• **MATERIAL TO PROCESS**

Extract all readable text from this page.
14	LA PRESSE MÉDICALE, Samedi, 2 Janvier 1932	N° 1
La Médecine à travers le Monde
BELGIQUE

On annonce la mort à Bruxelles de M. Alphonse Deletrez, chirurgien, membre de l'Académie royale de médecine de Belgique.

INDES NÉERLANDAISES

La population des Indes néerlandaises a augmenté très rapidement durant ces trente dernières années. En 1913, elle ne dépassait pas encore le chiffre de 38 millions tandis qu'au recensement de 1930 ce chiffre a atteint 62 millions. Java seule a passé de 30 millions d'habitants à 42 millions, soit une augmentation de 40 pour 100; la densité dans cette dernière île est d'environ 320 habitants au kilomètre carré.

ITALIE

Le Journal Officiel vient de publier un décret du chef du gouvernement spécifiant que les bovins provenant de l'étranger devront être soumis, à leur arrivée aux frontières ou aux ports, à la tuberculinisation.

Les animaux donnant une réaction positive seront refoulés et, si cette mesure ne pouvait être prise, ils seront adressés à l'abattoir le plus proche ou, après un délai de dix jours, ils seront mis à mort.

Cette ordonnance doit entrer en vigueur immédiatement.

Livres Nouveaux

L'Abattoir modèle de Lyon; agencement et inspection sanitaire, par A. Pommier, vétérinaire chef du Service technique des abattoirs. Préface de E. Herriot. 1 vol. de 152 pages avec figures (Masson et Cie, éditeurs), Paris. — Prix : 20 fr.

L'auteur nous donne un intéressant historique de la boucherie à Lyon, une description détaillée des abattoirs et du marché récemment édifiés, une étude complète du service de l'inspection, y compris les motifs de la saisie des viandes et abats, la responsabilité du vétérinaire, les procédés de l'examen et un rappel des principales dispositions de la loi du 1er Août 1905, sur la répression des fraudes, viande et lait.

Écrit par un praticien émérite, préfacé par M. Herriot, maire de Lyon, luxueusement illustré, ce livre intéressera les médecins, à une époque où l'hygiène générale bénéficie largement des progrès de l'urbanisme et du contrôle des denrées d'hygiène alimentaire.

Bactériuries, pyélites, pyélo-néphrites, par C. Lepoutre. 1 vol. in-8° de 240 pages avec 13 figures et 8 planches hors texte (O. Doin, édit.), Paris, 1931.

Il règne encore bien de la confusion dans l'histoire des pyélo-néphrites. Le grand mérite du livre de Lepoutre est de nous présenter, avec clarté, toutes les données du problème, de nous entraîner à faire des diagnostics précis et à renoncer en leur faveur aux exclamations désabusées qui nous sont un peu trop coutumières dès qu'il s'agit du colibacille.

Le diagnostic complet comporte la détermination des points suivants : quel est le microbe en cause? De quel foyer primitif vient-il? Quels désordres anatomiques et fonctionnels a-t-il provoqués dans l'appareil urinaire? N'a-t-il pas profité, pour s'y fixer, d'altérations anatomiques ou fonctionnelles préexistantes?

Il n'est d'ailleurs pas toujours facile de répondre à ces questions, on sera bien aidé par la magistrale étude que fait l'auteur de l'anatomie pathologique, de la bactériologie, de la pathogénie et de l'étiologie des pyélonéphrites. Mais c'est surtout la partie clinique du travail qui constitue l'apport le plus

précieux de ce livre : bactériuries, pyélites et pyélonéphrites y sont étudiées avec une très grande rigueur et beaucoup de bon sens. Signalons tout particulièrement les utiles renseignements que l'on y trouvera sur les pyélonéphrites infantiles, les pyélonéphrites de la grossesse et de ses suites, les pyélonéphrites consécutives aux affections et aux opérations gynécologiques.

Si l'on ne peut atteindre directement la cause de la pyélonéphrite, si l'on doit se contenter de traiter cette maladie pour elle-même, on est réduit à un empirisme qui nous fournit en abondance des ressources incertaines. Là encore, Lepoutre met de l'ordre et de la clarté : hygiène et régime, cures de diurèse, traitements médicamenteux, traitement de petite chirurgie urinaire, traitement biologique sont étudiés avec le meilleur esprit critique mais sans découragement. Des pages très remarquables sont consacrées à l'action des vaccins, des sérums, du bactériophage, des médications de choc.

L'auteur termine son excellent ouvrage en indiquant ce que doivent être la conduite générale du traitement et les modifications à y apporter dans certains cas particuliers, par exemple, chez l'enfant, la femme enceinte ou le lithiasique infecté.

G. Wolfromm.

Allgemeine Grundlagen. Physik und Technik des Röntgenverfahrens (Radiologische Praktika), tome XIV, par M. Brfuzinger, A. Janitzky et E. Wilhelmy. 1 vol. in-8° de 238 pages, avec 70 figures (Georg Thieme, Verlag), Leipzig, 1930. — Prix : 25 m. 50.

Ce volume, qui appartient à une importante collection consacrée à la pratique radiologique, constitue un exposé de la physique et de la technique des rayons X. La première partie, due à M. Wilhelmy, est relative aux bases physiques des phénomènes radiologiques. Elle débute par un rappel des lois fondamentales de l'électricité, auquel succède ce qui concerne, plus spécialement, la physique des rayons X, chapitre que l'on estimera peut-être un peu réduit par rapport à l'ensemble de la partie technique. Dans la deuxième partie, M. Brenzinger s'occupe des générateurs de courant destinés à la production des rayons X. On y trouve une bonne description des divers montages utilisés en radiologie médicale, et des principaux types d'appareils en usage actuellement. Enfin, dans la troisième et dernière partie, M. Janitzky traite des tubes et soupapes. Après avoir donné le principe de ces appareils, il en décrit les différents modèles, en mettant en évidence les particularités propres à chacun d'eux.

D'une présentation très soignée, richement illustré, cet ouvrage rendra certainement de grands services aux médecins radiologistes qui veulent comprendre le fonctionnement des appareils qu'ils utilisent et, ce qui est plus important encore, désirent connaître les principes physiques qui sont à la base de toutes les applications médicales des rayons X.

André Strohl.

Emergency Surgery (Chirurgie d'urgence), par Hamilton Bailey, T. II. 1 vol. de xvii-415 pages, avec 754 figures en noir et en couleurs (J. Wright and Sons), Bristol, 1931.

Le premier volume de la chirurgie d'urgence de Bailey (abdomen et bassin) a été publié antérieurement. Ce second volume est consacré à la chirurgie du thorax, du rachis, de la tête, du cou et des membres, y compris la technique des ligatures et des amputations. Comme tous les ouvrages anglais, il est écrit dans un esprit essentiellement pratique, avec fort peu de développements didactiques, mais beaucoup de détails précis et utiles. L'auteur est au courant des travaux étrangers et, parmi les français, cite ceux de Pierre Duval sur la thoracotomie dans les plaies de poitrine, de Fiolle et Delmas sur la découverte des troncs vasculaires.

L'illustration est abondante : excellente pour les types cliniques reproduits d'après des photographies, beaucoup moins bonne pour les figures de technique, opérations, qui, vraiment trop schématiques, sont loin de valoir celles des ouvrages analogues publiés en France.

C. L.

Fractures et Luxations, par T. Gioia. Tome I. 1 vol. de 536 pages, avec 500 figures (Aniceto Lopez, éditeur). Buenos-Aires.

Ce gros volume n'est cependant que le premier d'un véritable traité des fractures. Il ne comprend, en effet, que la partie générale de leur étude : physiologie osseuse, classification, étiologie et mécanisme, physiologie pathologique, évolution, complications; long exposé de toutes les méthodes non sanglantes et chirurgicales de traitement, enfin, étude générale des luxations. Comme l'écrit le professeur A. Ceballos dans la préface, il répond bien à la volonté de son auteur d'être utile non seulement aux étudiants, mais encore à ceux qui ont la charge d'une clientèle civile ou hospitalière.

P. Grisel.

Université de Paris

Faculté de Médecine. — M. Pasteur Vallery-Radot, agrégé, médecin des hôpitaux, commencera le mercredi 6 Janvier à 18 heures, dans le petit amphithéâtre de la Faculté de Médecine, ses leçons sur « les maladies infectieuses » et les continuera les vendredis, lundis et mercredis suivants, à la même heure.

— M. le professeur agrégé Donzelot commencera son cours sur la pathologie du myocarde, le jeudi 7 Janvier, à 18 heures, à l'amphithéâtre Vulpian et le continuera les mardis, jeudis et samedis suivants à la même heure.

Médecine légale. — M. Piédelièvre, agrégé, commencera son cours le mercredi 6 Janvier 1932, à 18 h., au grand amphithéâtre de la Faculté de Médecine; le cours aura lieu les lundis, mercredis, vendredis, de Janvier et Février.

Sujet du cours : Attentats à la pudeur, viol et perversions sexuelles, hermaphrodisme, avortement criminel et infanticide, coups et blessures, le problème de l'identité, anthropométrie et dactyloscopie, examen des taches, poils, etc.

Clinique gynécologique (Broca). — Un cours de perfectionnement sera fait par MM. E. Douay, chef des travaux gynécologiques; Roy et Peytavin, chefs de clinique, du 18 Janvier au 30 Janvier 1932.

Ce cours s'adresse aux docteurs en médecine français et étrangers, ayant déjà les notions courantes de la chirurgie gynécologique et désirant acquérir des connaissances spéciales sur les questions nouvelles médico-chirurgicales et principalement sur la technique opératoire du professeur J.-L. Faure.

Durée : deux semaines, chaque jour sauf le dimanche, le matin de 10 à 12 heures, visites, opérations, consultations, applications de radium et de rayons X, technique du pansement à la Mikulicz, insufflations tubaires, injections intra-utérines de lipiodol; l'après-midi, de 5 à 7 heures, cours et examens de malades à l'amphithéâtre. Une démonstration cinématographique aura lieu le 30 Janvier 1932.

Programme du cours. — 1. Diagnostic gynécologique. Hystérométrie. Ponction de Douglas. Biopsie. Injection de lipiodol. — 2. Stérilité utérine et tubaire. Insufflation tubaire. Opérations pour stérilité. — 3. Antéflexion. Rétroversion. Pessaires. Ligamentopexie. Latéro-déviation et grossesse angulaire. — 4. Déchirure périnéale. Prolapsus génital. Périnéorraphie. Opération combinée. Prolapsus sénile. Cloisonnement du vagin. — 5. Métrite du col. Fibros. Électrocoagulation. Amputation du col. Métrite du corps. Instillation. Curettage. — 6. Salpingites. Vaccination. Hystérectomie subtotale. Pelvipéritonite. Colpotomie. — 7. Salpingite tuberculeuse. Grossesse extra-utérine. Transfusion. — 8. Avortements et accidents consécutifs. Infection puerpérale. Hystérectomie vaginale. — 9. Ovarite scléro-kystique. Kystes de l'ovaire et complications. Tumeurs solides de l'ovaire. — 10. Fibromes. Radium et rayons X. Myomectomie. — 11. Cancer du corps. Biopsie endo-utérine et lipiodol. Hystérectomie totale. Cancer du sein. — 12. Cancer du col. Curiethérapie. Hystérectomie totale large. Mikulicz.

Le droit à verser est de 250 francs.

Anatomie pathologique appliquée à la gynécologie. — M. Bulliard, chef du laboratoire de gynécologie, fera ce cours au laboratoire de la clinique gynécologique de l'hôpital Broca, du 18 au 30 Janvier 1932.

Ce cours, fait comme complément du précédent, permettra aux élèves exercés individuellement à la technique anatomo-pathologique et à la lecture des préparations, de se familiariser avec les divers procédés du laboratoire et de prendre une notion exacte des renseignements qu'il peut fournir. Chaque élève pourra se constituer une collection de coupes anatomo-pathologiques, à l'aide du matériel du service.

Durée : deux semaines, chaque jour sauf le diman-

• **REQUIREMENTS**
Say how many lines in the records hold "procédés", with the number as the whole reply.

• **SOLUTION TO THE EXERCISE**
2